→ EXERCISE AIM
Every line below that holds the string "在线教育平台前端开发" should be copied out.

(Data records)
↓↓↓
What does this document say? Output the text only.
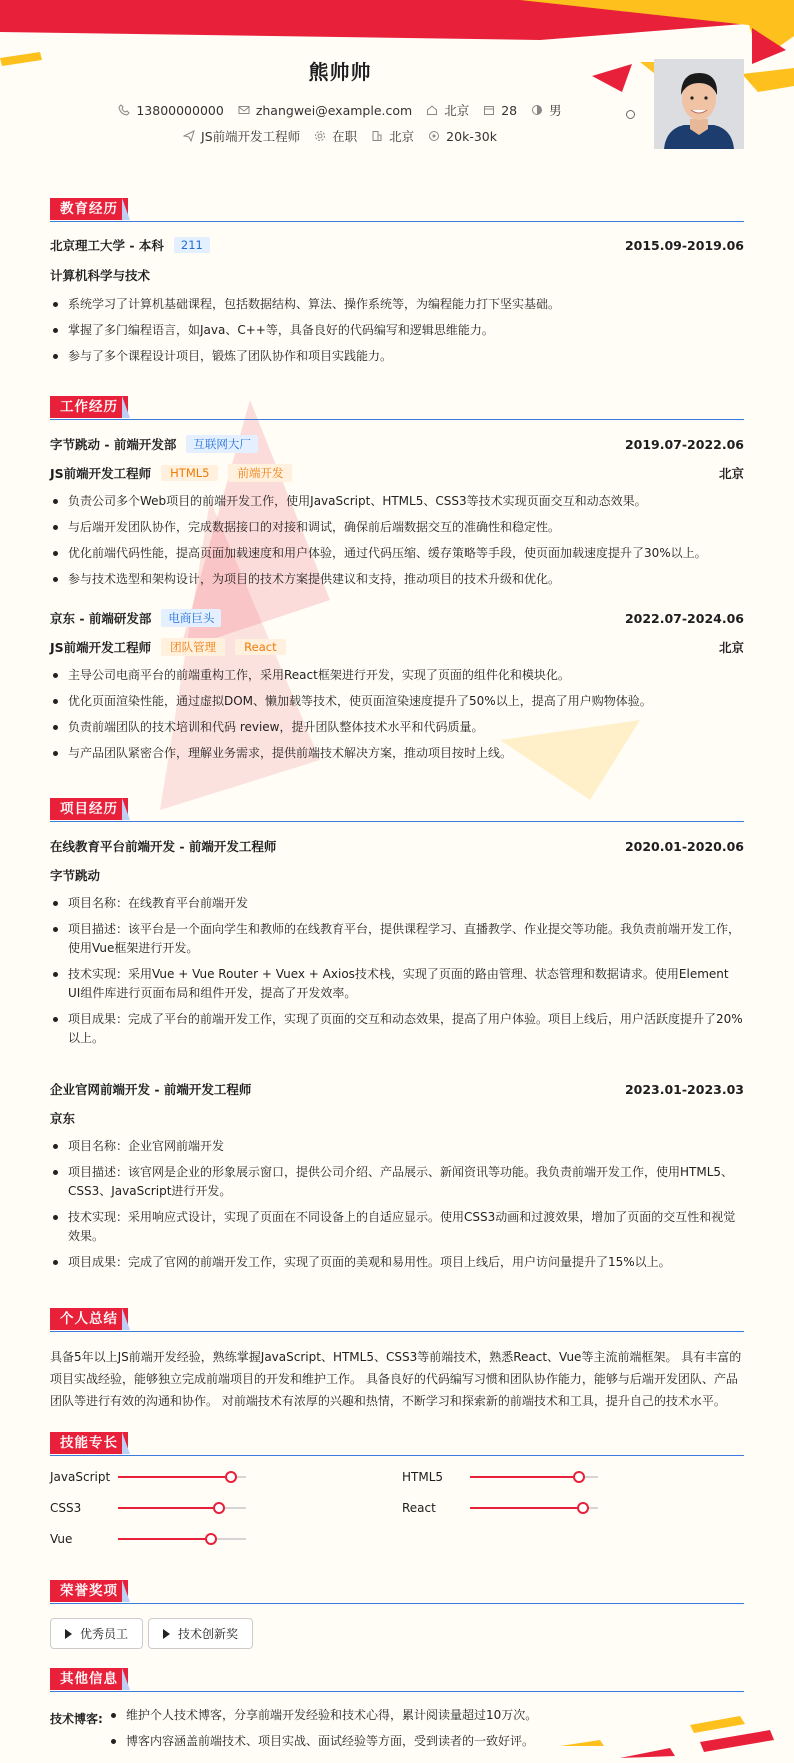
熊帅帅
13800000000	zhangwei@example.com	北京	28	男
JS前端开发工程师	在职	北京	20k-30k
教育经历
北京理工大学 - 本科	211	2015.09-2019.06
计算机科学与技术
系统学习了计算机基础课程，包括数据结构、算法、操作系统等，为编程能力打下坚实基础。
掌握了多门编程语言，如Java、C++等，具备良好的代码编写和逻辑思维能力。
参与了多个课程设计项目，锻炼了团队协作和项目实践能力。
工作经历
字节跳动 - 前端开发部	互联网大厂	2019.07-2022.06
JS前端开发工程师	HTML5	前端开发	北京
负责公司多个Web项目的前端开发工作，使用JavaScript、HTML5、CSS3等技术实现页面交互和动态效果。
与后端开发团队协作，完成数据接口的对接和调试，确保前后端数据交互的准确性和稳定性。
优化前端代码性能，提高页面加载速度和用户体验，通过代码压缩、缓存策略等手段，使页面加载速度提升了30%以上。
参与技术选型和架构设计，为项目的技术方案提供建议和支持，推动项目的技术升级和优化。
京东 - 前端研发部	电商巨头	2022.07-2024.06
JS前端开发工程师	团队管理	React	北京
主导公司电商平台的前端重构工作，采用React框架进行开发，实现了页面的组件化和模块化。
优化页面渲染性能，通过虚拟DOM、懒加载等技术，使页面渲染速度提升了50%以上，提高了用户购物体验。
负责前端团队的技术培训和代码 review，提升团队整体技术水平和代码质量。
与产品团队紧密合作，理解业务需求，提供前端技术解决方案，推动项目按时上线。
项目经历
在线教育平台前端开发 - 前端开发工程师	2020.01-2020.06
字节跳动
项目名称：在线教育平台前端开发
项目描述：该平台是一个面向学生和教师的在线教育平台，提供课程学习、直播教学、作业提交等功能。我负责前端开发工作，使用Vue框架进行开发。
技术实现：采用Vue + Vue Router + Vuex + Axios技术栈，实现了页面的路由管理、状态管理和数据请求。使用Element UI组件库进行页面布局和组件开发，提高了开发效率。
项目成果：完成了平台的前端开发工作，实现了页面的交互和动态效果，提高了用户体验。项目上线后，用户活跃度提升了20%以上。
企业官网前端开发 - 前端开发工程师	2023.01-2023.03
京东
项目名称：企业官网前端开发
项目描述：该官网是企业的形象展示窗口，提供公司介绍、产品展示、新闻资讯等功能。我负责前端开发工作，使用HTML5、CSS3、JavaScript进行开发。
技术实现：采用响应式设计，实现了页面在不同设备上的自适应显示。使用CSS3动画和过渡效果，增加了页面的交互性和视觉效果。
项目成果：完成了官网的前端开发工作，实现了页面的美观和易用性。项目上线后，用户访问量提升了15%以上。
个人总结
具备5年以上JS前端开发经验，熟练掌握JavaScript、HTML5、CSS3等前端技术，熟悉React、Vue等主流前端框架。 具有丰富的项目实战经验，能够独立完成前端项目的开发和维护工作。 具备良好的代码编写习惯和团队协作能力，能够与后端开发团队、产品团队等进行有效的沟通和协作。 对前端技术有浓厚的兴趣和热情，不断学习和探索新的前端技术和工具，提升自己的技术水平。
技能专长
JavaScript	HTML5
CSS3	React
Vue
荣誉奖项
优秀员工	技术创新奖
其他信息
技术博客:	维护个人技术博客，分享前端开发经验和技术心得，累计阅读量超过10万次。
博客内容涵盖前端技术、项目实战、面试经验等方面，受到读者的一致好评。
↑↑↑
→ IN RESPONSE
在线教育平台前端开发 - 前端开发工程师	2020.01-2020.06
项目名称：在线教育平台前端开发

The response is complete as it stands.